Stored rows ::
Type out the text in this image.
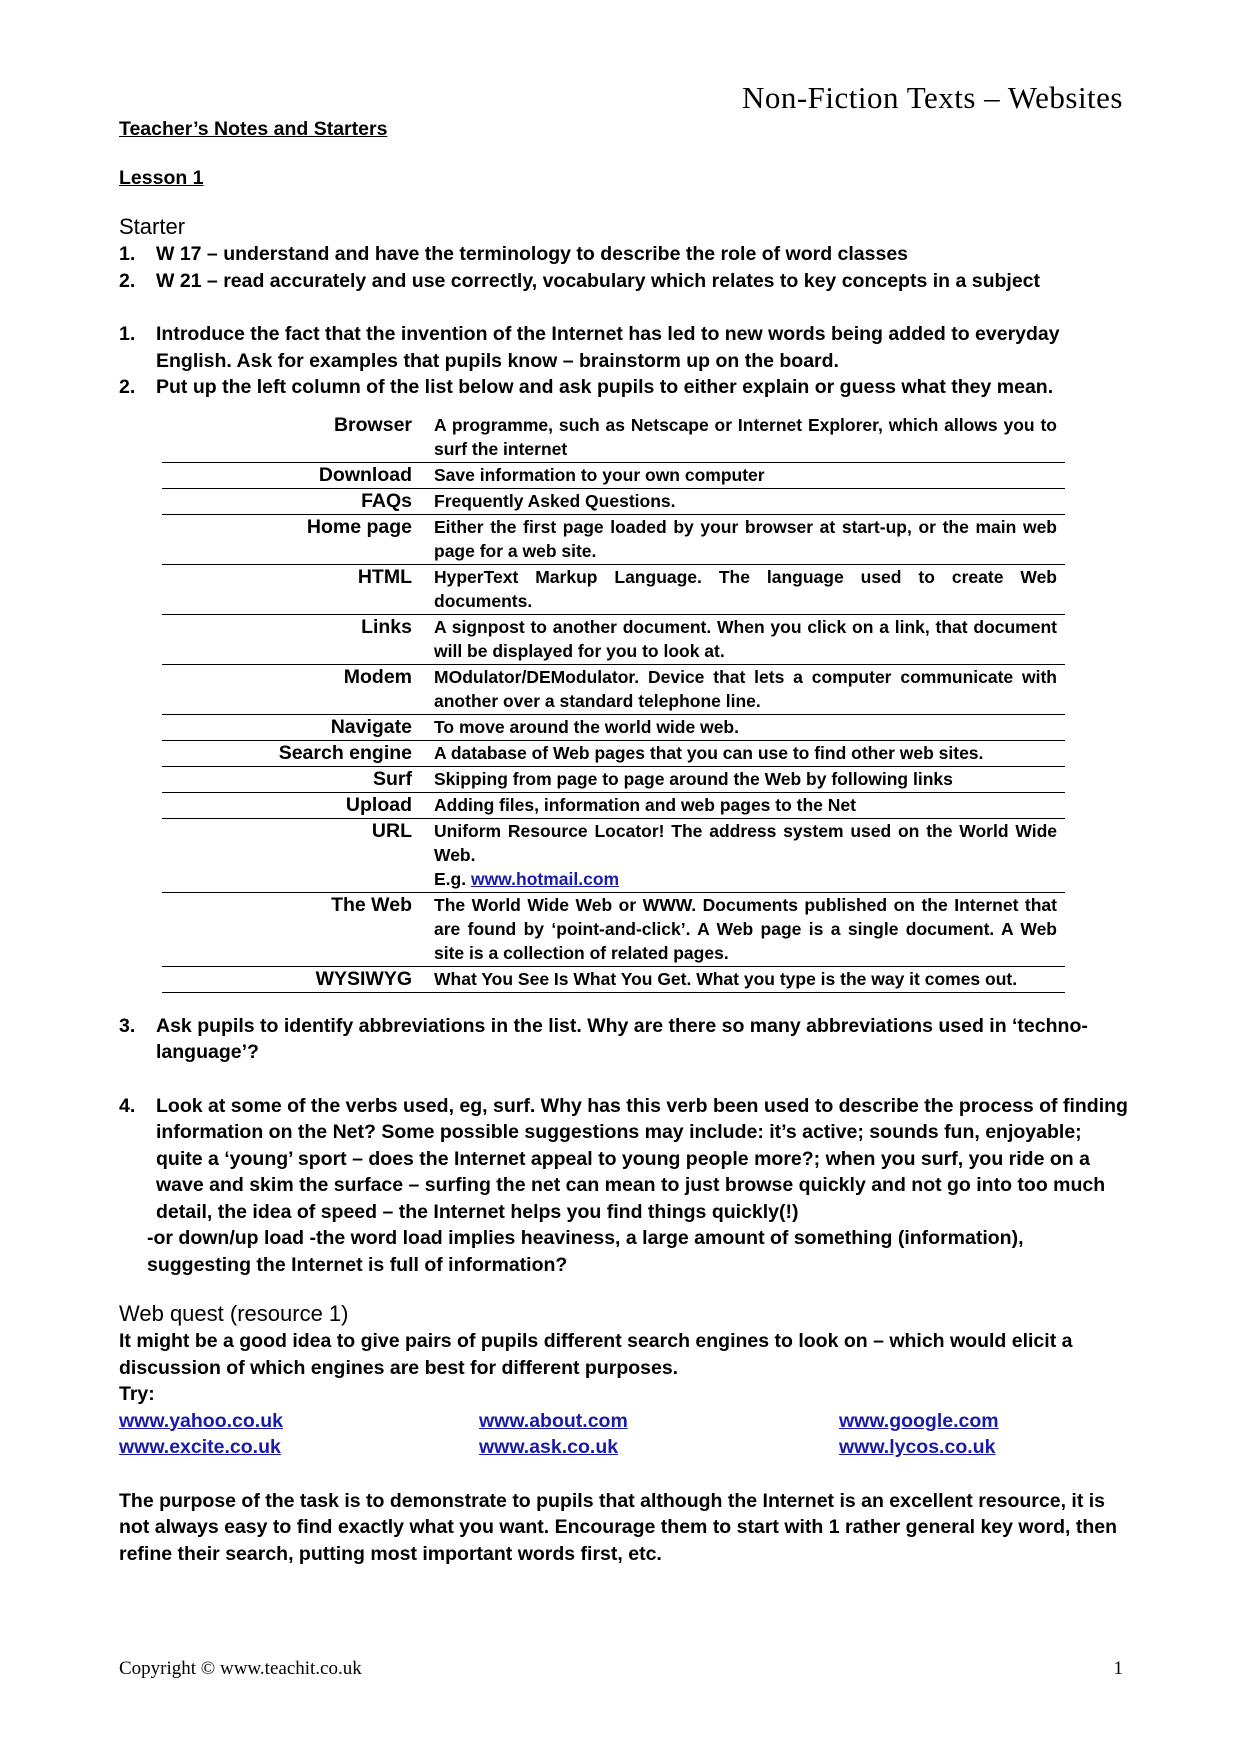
Non-Fiction Texts – Websites

Teacher’s Notes and Starters

Lesson 1

Starter

1. W 17 – understand and have the terminology to describe the role of word classes
2. W 21 – read accurately and use correctly, vocabulary which relates to key concepts in a subject
1. Introduce the fact that the invention of the Internet has led to new words being added to everyday English. Ask for examples that pupils know – brainstorm up on the board.
2. Put up the left column of the list below and ask pupils to either explain or guess what they mean.
Browser	A programme, such as Netscape or Internet Explorer, which allows you to surf the internet
Download	Save information to your own computer
FAQs	Frequently Asked Questions.
Home page	Either the first page loaded by your browser at start-up, or the main web page for a web site.
HTML	HyperText Markup Language. The language used to create Web documents.
Links	A signpost to another document. When you click on a link, that document will be displayed for you to look at.
Modem	MOdulator/DEModulator. Device that lets a computer communicate with another over a standard telephone line.
Navigate	To move around the world wide web.
Search engine	A database of Web pages that you can use to find other web sites.
Surf	Skipping from page to page around the Web by following links
Upload	Adding files, information and web pages to the Net
URL	Uniform Resource Locator! The address system used on the World Wide Web.
E.g. www.hotmail.com
The Web	The World Wide Web or WWW. Documents published on the Internet that are found by ‘point-and-click’. A Web page is a single document. A Web site is a collection of related pages.
WYSIWYG	What You See Is What You Get. What you type is the way it comes out.
3. Ask pupils to identify abbreviations in the list. Why are there so many abbreviations used in ‘techno-language’?
4. Look at some of the verbs used, eg, surf. Why has this verb been used to describe the process of finding information on the Net? Some possible suggestions may include: it’s active; sounds fun, enjoyable; quite a ‘young’ sport – does the Internet appeal to young people more?; when you surf, you ride on a wave and skim the surface – surfing the net can mean to just browse quickly and not go into too much detail, the idea of speed – the Internet helps you find things quickly(!)
-or down/up load -the word load implies heaviness, a large amount of something (information),
suggesting the Internet is full of information?

Web quest (resource 1)

It might be a good idea to give pairs of pupils different search engines to look on – which would elicit a discussion of which engines are best for different purposes.

Try:

www.yahoo.co.uk	www.about.com	www.google.com
www.excite.co.uk	www.ask.co.uk	www.lycos.co.uk

The purpose of the task is to demonstrate to pupils that although the Internet is an excellent resource, it is not always easy to find exactly what you want. Encourage them to start with 1 rather general key word, then refine their search, putting most important words first, etc.

Copyright © www.teachit.co.uk	1
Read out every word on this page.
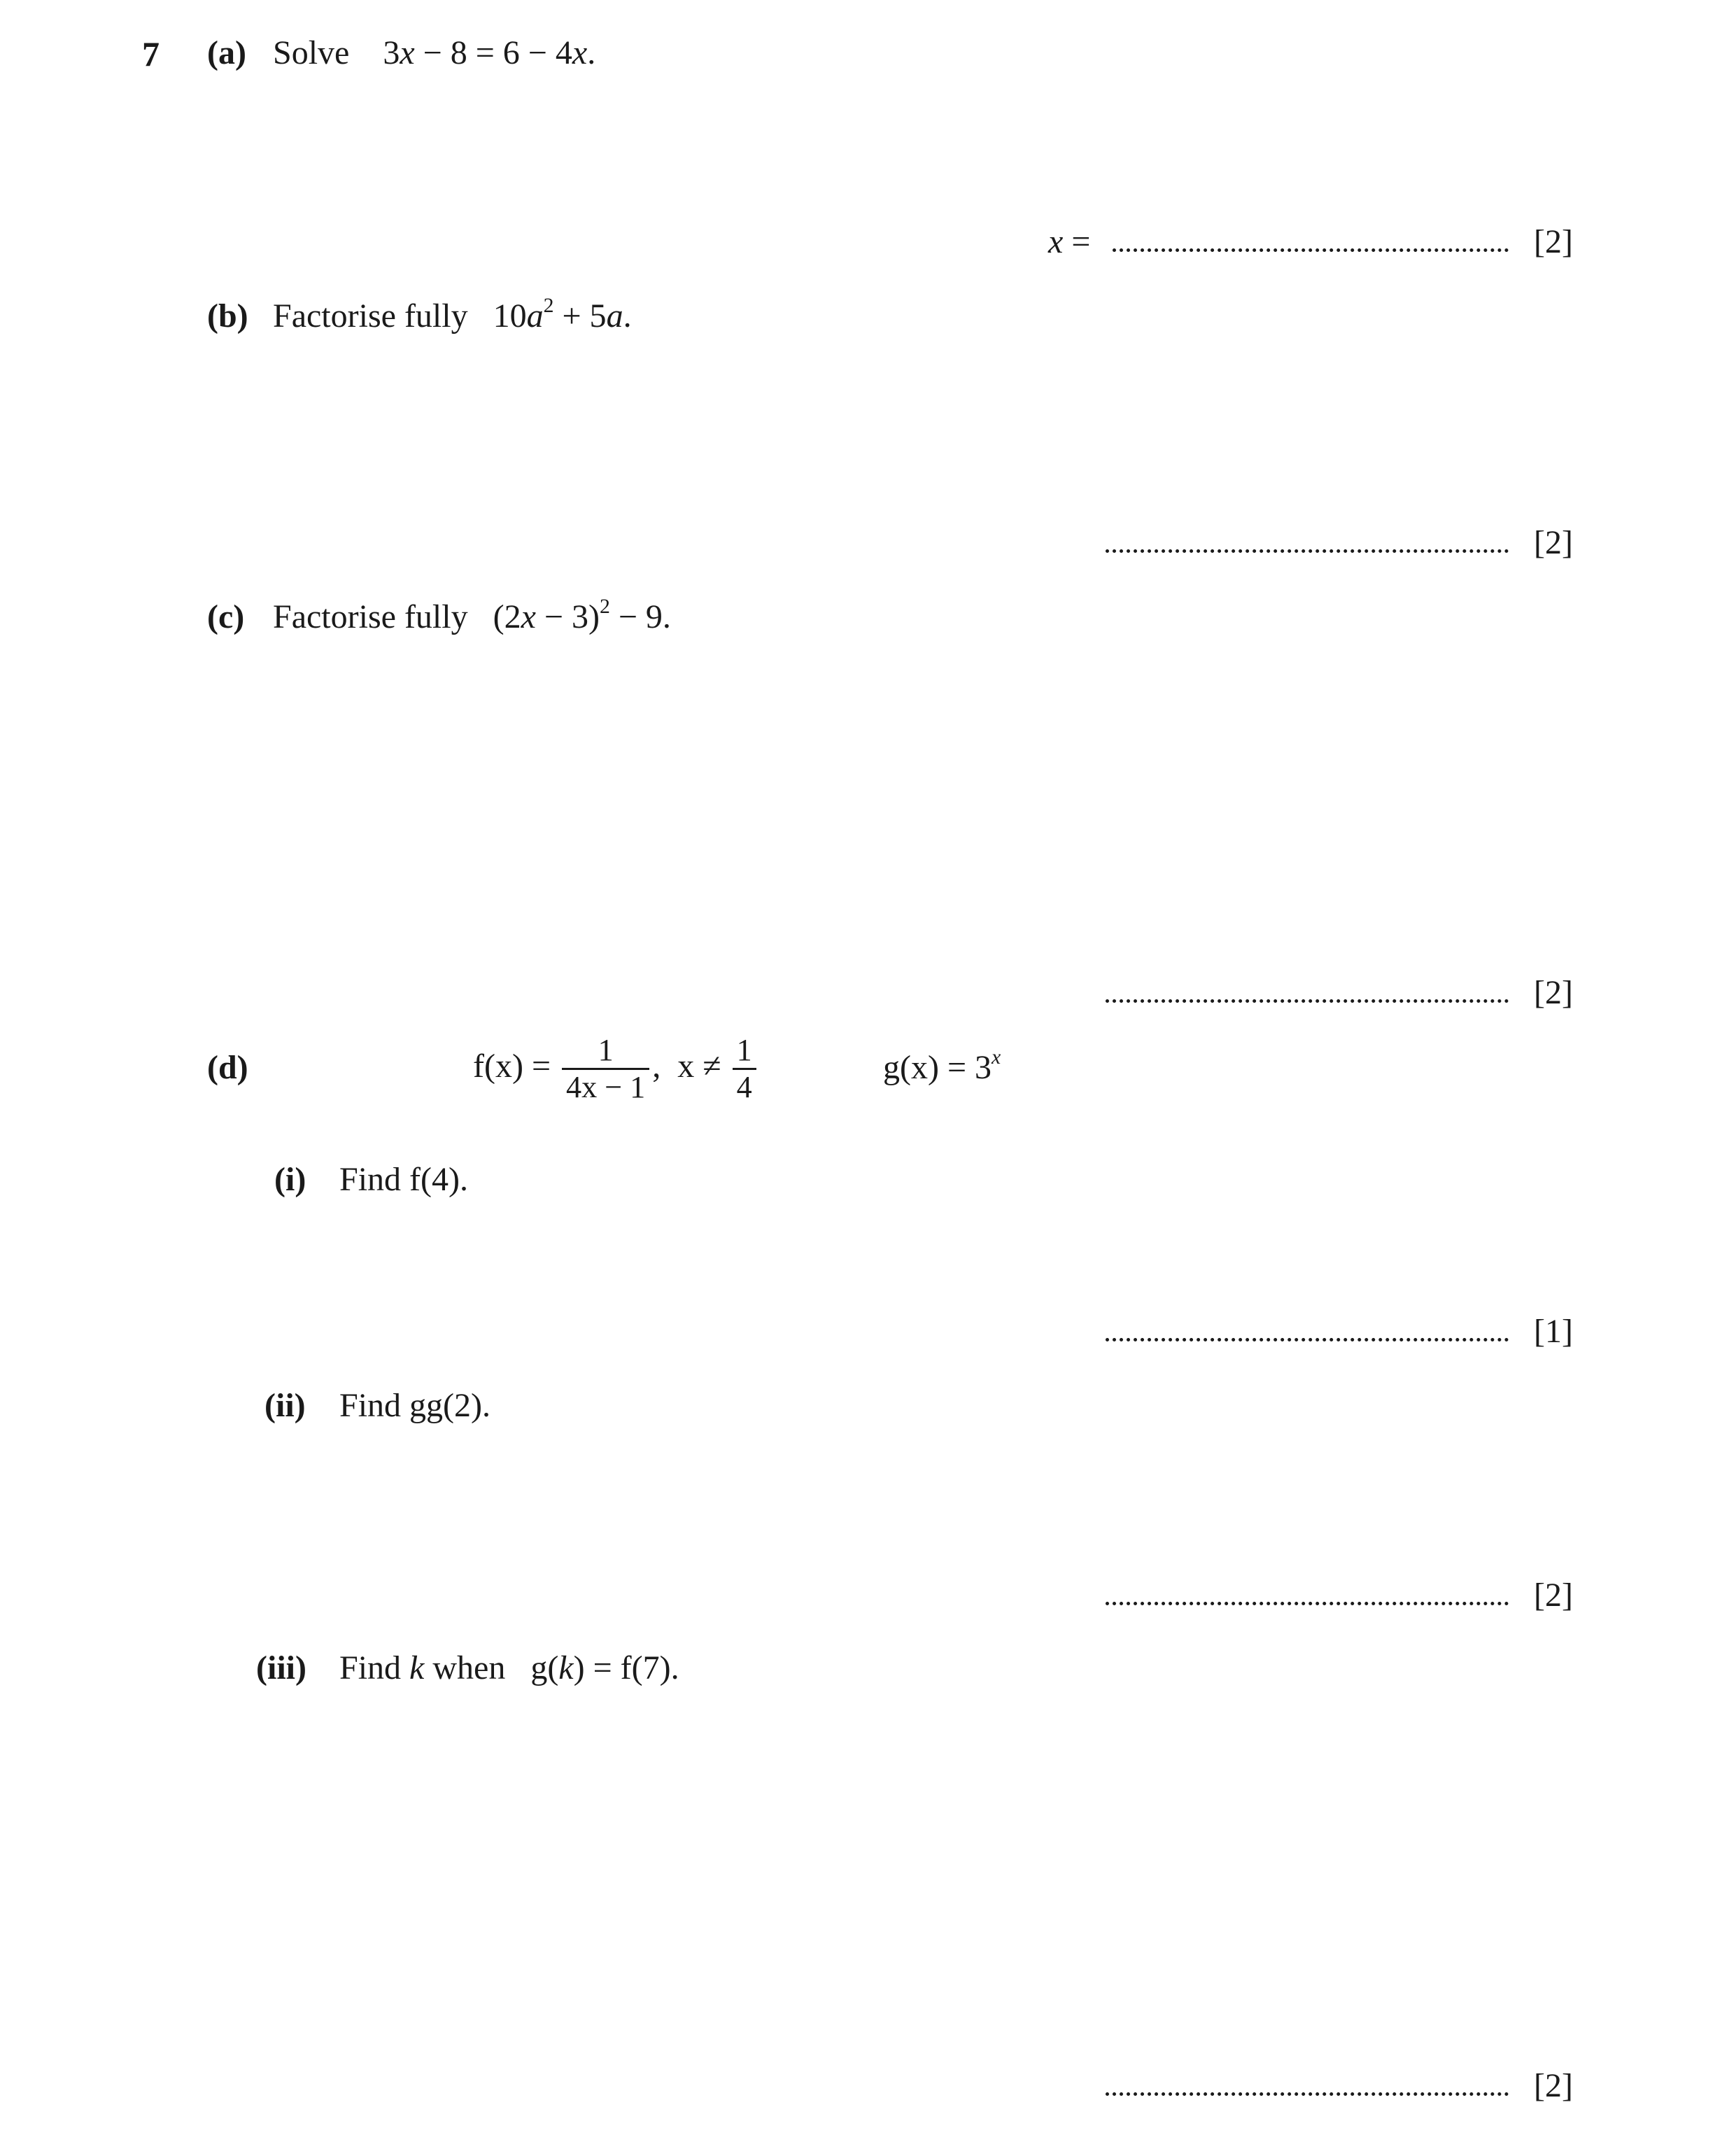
7 (a) Solve 3x − 8 = 6 − 4x.
x =	[2]
(b) Factorise fully $10a^2 + 5a$.
[2]
(c) Factorise fully $(2x - 3)^2 - 9$.
[2]
(d)	$f(x) = \frac{1}{4x - 1}$ ,  $x \ne \frac{1}{4}$	$g(x) = 3^x$
(i) Find f(4).
[1]
(ii) Find gg(2).
[2]
(iii) Find k when g(k) = f(7).
[2]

What is required :: With the pictures omitted, reproduce the records in full and exactly.

Result below ::
Type out the text in this image.
Non-Fiction Texts – Websites

Teacher’s Notes and Starters

Lesson 1

Starter

1. W 17 – understand and have the terminology to describe the role of word classes
2. W 21 – read accurately and use correctly, vocabulary which relates to key concepts in a subject
1. Introduce the fact that the invention of the Internet has led to new words being added to everyday English. Ask for examples that pupils know – brainstorm up on the board.
2. Put up the left column of the list below and ask pupils to either explain or guess what they mean.
Browser	A programme, such as Netscape or Internet Explorer, which allows you to surf the internet
Download	Save information to your own computer
FAQs	Frequently Asked Questions.
Home page	Either the first page loaded by your browser at start-up, or the main web page for a web site.
HTML	HyperText Markup Language. The language used to create Web documents.
Links	A signpost to another document. When you click on a link, that document will be displayed for you to look at.
Modem	MOdulator/DEModulator. Device that lets a computer communicate with another over a standard telephone line.
Navigate	To move around the world wide web.
Search engine	A database of Web pages that you can use to find other web sites.
Surf	Skipping from page to page around the Web by following links
Upload	Adding files, information and web pages to the Net
URL	Uniform Resource Locator! The address system used on the World Wide Web.
E.g. www.hotmail.com
The Web	The World Wide Web or WWW. Documents published on the Internet that are found by ‘point-and-click’. A Web page is a single document. A Web site is a collection of related pages.
WYSIWYG	What You See Is What You Get. What you type is the way it comes out.
3. Ask pupils to identify abbreviations in the list. Why are there so many abbreviations used in ‘techno-language’?
4. Look at some of the verbs used, eg, surf. Why has this verb been used to describe the process of finding information on the Net? Some possible suggestions may include: it’s active; sounds fun, enjoyable; quite a ‘young’ sport – does the Internet appeal to young people more?; when you surf, you ride on a wave and skim the surface – surfing the net can mean to just browse quickly and not go into too much detail, the idea of speed – the Internet helps you find things quickly(!)
-or down/up load -the word load implies heaviness, a large amount of something (information),
suggesting the Internet is full of information?

Web quest (resource 1)

It might be a good idea to give pairs of pupils different search engines to look on – which would elicit a discussion of which engines are best for different purposes.

Try:

www.yahoo.co.uk	www.about.com	www.google.com
www.excite.co.uk	www.ask.co.uk	www.lycos.co.uk

The purpose of the task is to demonstrate to pupils that although the Internet is an excellent resource, it is not always easy to find exactly what you want. Encourage them to start with 1 rather general key word, then refine their search, putting most important words first, etc.

Copyright © www.teachit.co.uk	1
Read out every word on this page.
7 (a) Solve 3x − 8 = 6 − 4x.
x =	[2]
(b) Factorise fully $10a^2 + 5a$.
[2]
(c) Factorise fully $(2x - 3)^2 - 9$.
[2]
(d)	$f(x) = \frac{1}{4x - 1}$ ,  $x \ne \frac{1}{4}$	$g(x) = 3^x$
(i) Find f(4).
[1]
(ii) Find gg(2).
[2]
(iii) Find k when g(k) = f(7).
[2]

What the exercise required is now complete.